#### EXERCISE GOAL:
Take every line from the listing below that includes "thun" and copy it.

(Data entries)

[start]

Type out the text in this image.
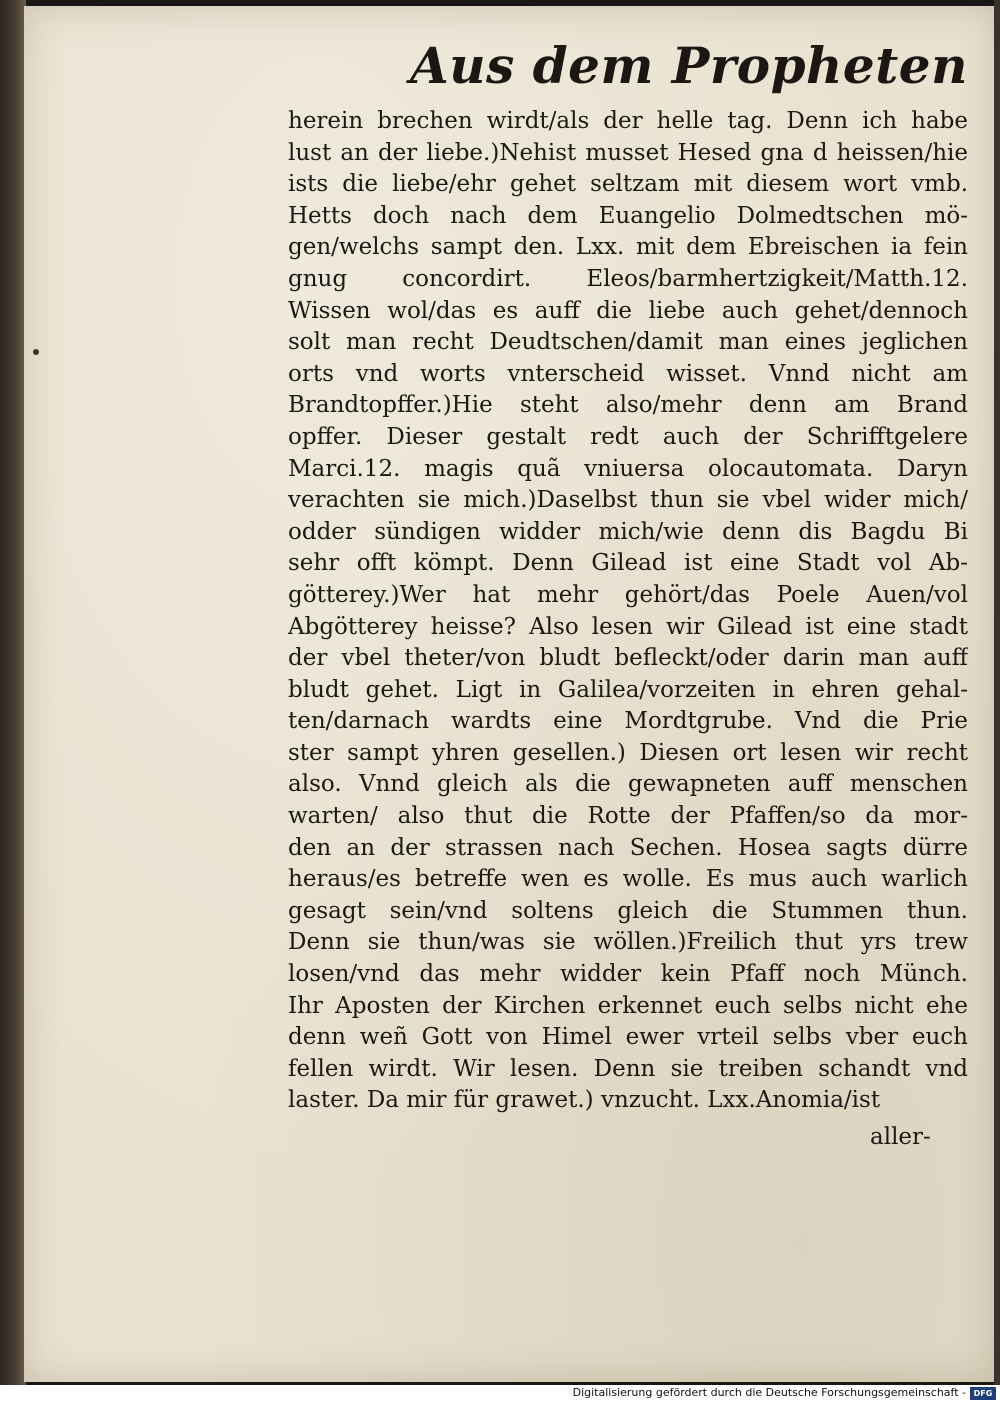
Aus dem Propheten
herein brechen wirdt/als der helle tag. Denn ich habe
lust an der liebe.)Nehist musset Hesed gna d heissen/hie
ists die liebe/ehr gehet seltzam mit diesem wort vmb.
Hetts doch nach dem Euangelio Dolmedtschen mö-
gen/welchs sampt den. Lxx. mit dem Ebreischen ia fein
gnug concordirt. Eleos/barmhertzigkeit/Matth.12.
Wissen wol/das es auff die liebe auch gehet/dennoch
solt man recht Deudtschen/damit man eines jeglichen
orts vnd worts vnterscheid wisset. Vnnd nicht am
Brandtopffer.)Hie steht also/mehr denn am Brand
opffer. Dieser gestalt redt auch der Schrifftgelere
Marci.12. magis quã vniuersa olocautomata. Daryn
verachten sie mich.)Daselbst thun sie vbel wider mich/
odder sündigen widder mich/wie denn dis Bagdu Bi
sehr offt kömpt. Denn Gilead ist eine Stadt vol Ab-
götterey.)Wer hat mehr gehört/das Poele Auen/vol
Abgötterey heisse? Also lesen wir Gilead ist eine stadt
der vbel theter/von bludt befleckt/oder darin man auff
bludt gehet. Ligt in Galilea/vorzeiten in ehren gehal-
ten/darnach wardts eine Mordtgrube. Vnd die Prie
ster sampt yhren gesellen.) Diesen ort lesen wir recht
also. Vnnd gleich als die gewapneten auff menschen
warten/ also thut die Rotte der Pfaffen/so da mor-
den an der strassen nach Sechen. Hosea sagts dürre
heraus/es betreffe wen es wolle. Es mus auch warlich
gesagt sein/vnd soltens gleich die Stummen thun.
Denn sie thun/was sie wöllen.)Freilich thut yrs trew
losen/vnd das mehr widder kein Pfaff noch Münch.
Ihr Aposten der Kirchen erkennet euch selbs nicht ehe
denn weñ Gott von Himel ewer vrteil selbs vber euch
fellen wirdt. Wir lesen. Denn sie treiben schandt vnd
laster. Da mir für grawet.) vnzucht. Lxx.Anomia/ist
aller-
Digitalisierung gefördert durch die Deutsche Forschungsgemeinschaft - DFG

[end]
[start]

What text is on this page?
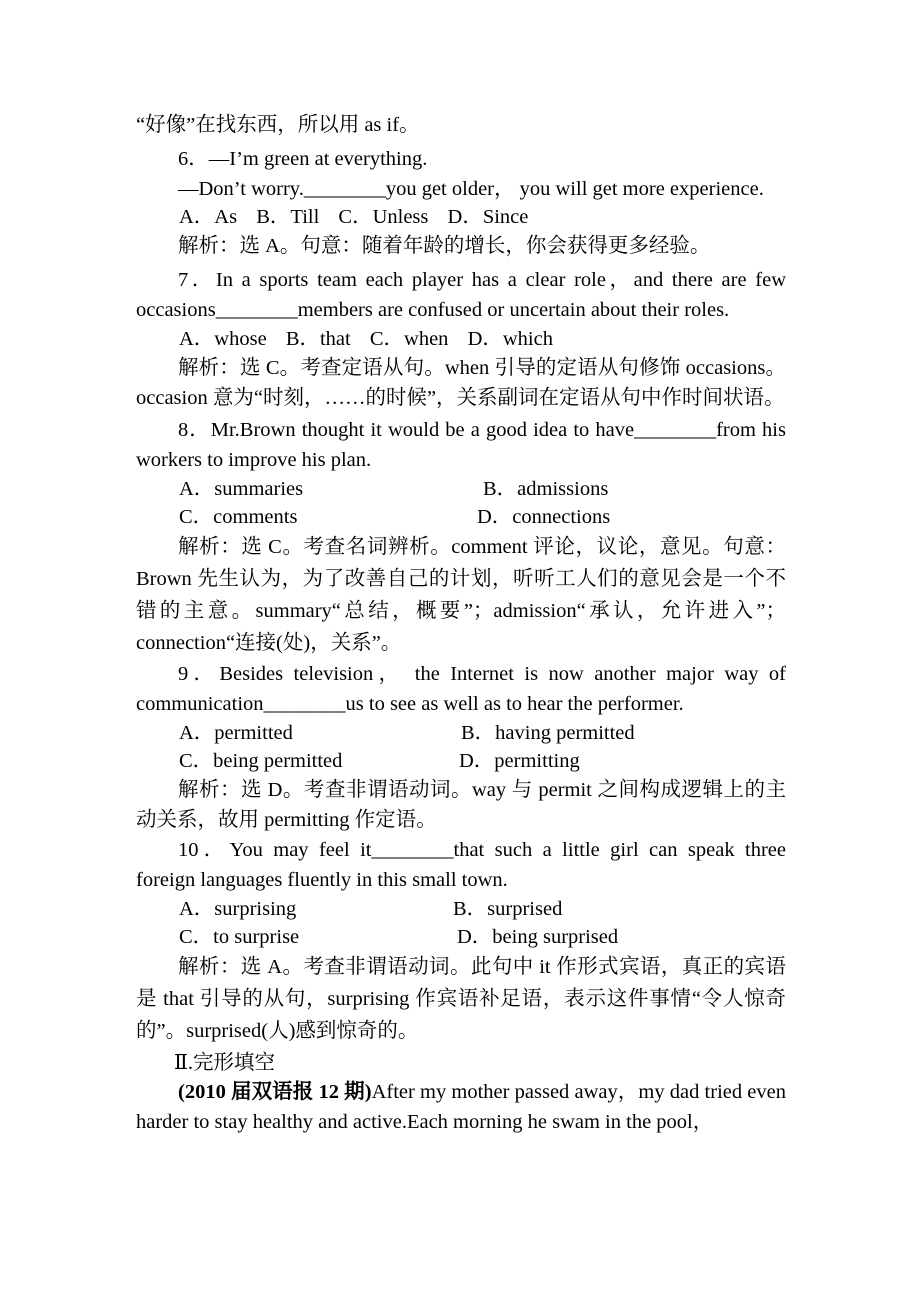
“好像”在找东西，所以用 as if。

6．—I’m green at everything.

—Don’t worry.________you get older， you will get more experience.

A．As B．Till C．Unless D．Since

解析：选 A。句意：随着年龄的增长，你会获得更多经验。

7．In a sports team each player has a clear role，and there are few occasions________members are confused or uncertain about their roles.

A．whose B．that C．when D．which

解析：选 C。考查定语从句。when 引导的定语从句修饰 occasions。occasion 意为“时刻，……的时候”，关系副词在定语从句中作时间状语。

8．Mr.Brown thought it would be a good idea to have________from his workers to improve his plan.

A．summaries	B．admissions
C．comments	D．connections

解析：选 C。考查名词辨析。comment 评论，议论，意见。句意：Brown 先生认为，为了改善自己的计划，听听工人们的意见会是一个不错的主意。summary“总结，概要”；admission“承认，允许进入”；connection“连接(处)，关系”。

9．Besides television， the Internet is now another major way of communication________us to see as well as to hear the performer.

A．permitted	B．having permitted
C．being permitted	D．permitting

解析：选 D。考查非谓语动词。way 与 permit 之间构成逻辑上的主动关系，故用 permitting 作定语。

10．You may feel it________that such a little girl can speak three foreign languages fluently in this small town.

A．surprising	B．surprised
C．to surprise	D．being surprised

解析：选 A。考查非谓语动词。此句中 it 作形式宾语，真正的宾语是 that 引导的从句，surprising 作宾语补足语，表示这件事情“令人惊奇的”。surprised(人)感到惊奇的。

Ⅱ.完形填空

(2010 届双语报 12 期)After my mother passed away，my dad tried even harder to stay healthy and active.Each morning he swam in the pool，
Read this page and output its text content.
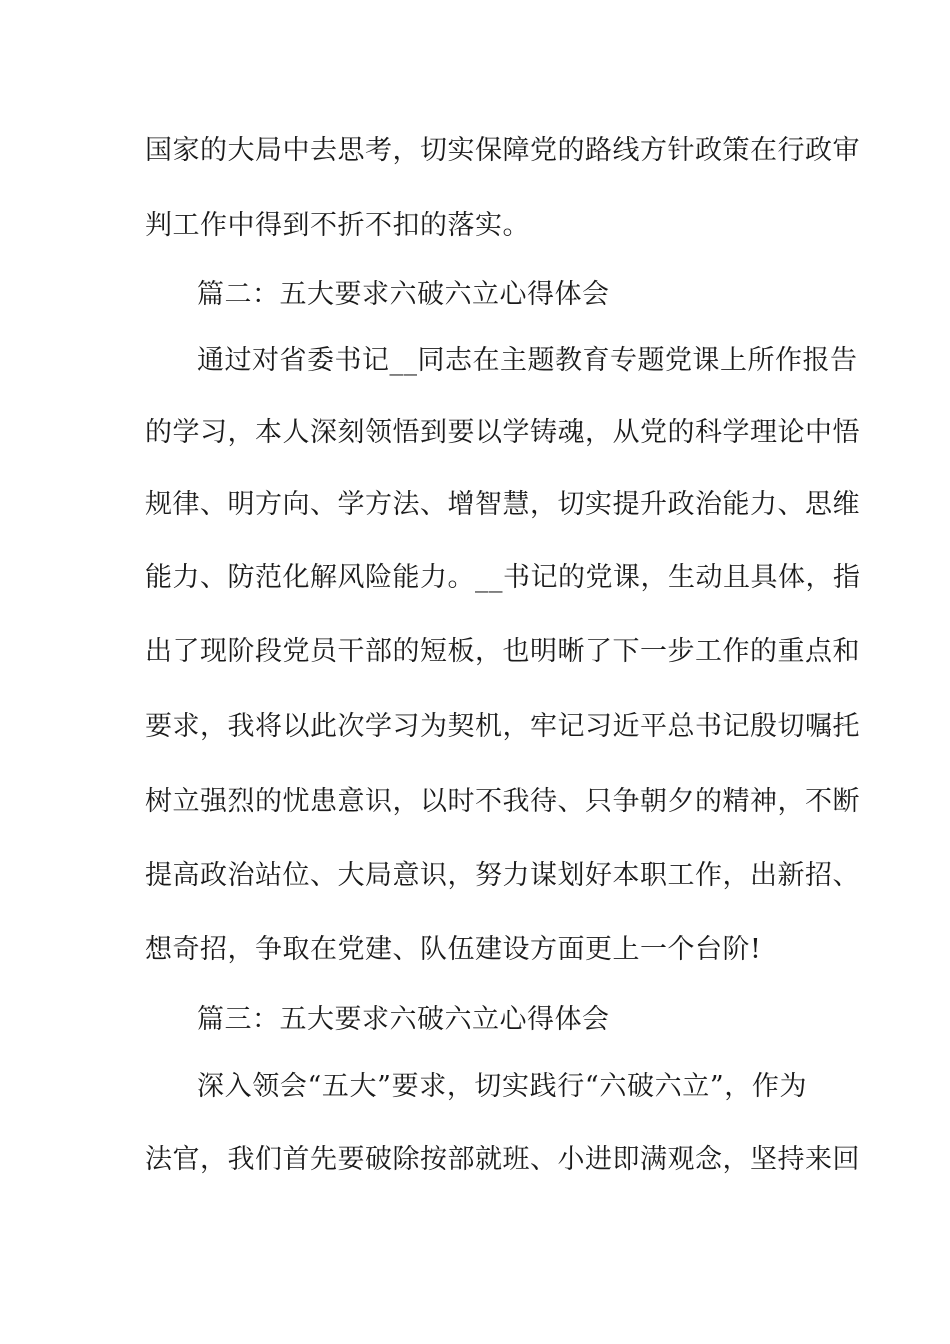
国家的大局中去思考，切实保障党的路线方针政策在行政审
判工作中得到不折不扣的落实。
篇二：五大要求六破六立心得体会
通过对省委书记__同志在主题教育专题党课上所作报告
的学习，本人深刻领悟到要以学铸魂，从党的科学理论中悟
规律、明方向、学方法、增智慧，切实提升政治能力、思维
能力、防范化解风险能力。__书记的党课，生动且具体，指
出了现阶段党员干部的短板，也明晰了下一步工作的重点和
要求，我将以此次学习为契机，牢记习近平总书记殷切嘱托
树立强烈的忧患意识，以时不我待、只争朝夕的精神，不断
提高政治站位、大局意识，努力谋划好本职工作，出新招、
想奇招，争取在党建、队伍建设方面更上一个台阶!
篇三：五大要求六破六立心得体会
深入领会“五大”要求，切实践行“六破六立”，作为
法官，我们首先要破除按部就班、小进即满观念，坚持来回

[end]

#### TASK SOLUTION:
verachten sie mich.)Daselbst thun sie vbel wider mich/
gesagt sein/vnd soltens gleich die Stummen thun.
Denn sie thun/was sie wöllen.)Freilich thut yrs trew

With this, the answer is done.